_Exercise brief:_ Of all the lines in the records below, how many hold the word "продуктов"? Give the number alone.

--- Begin Data ---

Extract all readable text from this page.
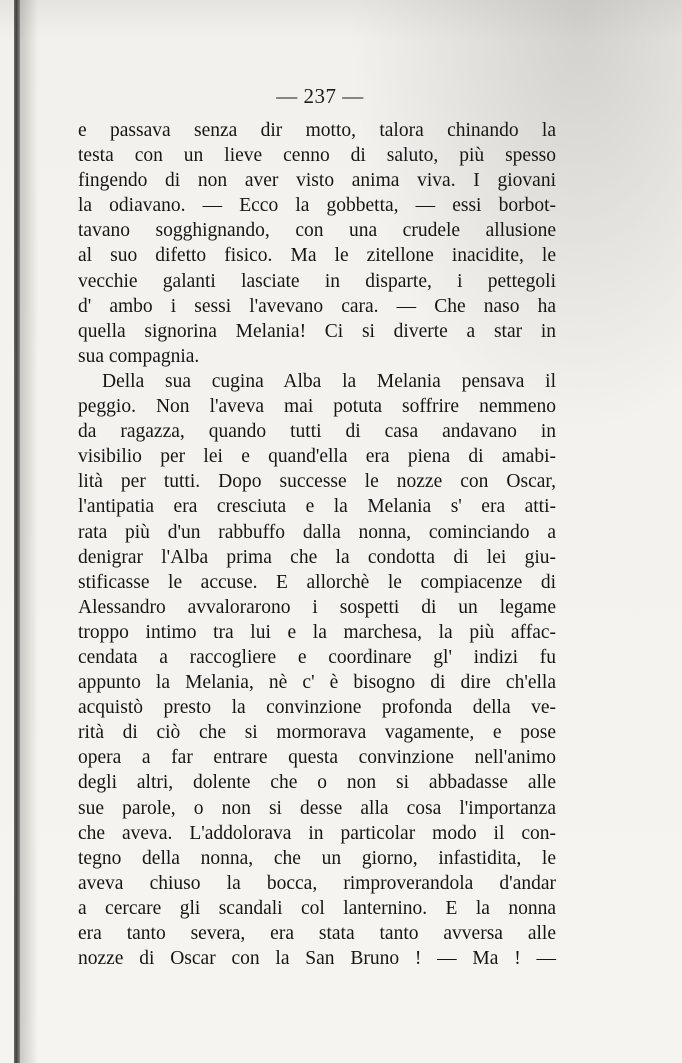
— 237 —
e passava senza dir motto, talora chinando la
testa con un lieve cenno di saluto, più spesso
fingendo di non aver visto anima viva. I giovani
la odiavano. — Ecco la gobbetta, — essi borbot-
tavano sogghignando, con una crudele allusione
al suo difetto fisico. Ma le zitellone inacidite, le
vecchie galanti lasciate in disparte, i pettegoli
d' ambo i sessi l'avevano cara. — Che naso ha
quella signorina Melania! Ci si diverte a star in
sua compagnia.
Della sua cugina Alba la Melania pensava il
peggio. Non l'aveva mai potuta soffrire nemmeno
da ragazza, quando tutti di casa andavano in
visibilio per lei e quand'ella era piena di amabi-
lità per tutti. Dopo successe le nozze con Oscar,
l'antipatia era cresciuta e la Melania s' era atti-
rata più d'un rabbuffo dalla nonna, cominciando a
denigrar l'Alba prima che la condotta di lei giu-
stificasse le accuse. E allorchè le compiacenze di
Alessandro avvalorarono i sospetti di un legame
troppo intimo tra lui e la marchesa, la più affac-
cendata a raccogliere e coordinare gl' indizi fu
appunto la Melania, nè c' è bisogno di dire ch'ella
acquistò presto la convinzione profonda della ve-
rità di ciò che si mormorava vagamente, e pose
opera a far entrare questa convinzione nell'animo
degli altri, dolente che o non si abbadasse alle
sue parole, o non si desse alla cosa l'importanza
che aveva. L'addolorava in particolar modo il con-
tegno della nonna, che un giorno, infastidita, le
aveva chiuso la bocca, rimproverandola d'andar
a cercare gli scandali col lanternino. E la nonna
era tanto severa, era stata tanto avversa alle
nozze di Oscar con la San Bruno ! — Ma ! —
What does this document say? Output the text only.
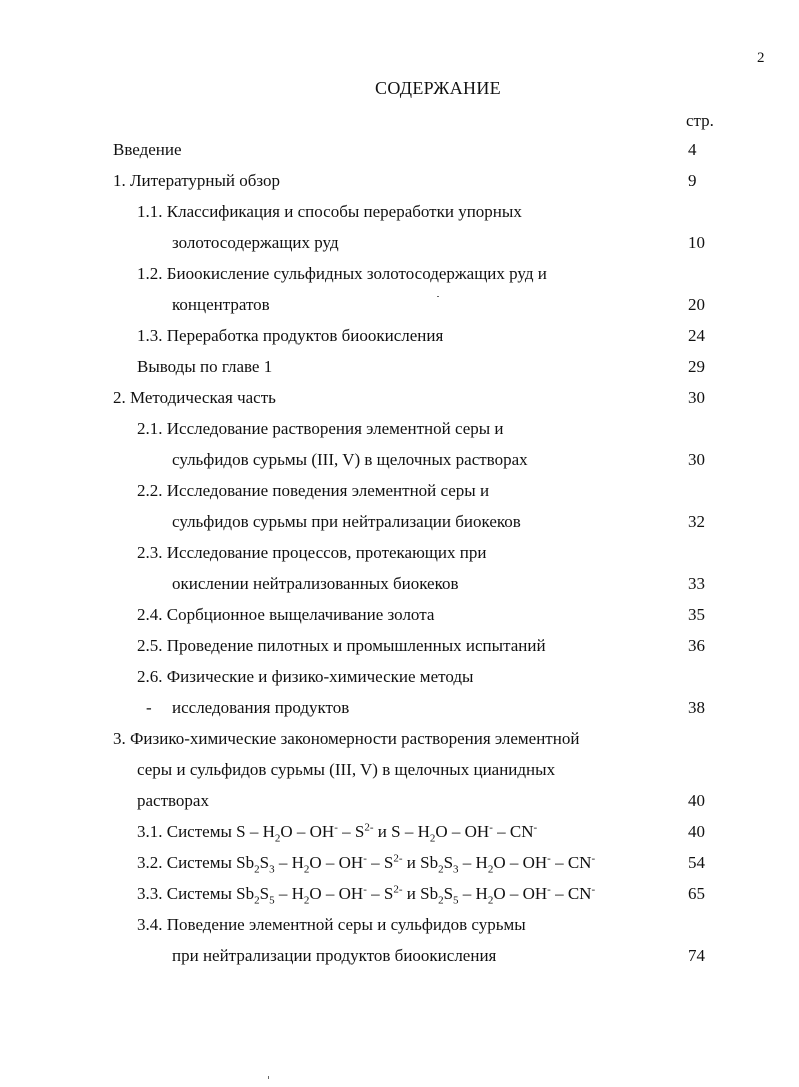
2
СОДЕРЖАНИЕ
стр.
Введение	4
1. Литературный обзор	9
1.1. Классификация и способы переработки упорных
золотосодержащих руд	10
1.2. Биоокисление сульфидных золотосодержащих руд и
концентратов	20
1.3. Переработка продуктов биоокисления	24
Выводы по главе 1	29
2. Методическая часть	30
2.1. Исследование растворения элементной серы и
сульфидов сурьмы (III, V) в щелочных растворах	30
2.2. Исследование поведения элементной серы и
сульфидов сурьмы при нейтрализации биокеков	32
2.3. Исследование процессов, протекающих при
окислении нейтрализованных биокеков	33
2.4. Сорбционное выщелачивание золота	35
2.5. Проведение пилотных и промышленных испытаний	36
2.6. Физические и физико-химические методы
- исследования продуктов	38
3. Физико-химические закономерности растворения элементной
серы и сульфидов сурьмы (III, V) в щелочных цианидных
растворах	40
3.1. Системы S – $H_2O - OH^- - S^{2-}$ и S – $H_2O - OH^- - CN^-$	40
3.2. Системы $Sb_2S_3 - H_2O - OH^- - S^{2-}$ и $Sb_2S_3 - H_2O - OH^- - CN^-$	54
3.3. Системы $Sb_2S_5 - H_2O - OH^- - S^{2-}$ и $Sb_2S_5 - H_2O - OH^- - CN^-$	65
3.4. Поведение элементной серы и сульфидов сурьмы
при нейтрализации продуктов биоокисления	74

--- End Data ---
--- Begin Data ---

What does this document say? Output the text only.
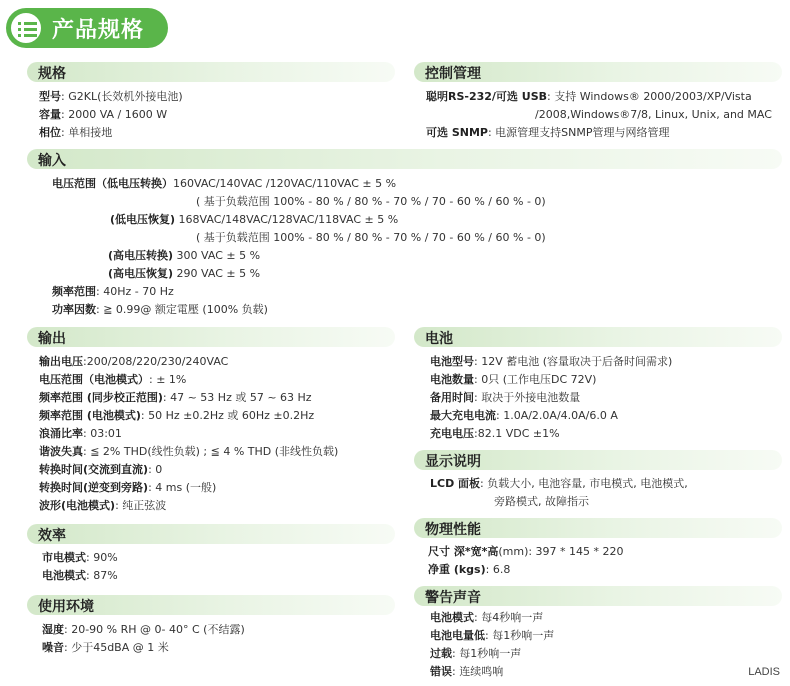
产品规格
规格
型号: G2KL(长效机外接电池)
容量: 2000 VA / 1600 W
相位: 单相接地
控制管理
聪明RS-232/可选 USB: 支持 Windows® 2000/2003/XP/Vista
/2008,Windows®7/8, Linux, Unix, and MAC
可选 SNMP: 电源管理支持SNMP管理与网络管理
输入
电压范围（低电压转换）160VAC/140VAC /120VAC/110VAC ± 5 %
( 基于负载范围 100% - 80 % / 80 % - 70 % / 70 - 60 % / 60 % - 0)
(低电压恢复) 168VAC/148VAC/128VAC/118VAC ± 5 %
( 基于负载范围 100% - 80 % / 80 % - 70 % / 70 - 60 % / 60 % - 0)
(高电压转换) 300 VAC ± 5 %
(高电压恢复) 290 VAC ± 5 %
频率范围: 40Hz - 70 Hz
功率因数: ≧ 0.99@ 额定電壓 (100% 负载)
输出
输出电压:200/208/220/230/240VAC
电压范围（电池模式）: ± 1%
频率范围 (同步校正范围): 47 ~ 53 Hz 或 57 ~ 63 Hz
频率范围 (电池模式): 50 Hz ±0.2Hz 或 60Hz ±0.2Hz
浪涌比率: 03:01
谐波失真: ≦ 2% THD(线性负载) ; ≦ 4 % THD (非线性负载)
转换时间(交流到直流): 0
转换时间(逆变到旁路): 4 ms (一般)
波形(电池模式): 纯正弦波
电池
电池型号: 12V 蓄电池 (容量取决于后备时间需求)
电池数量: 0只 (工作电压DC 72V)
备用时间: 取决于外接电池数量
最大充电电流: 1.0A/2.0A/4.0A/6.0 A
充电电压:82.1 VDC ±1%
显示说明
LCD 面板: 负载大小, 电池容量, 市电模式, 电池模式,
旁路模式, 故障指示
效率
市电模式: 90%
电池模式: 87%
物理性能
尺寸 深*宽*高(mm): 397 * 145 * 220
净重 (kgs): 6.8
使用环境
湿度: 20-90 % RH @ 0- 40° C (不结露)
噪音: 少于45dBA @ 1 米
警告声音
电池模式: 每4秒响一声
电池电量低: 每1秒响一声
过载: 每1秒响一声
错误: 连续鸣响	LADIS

--- End Data ---

_Answer to this task:_ 3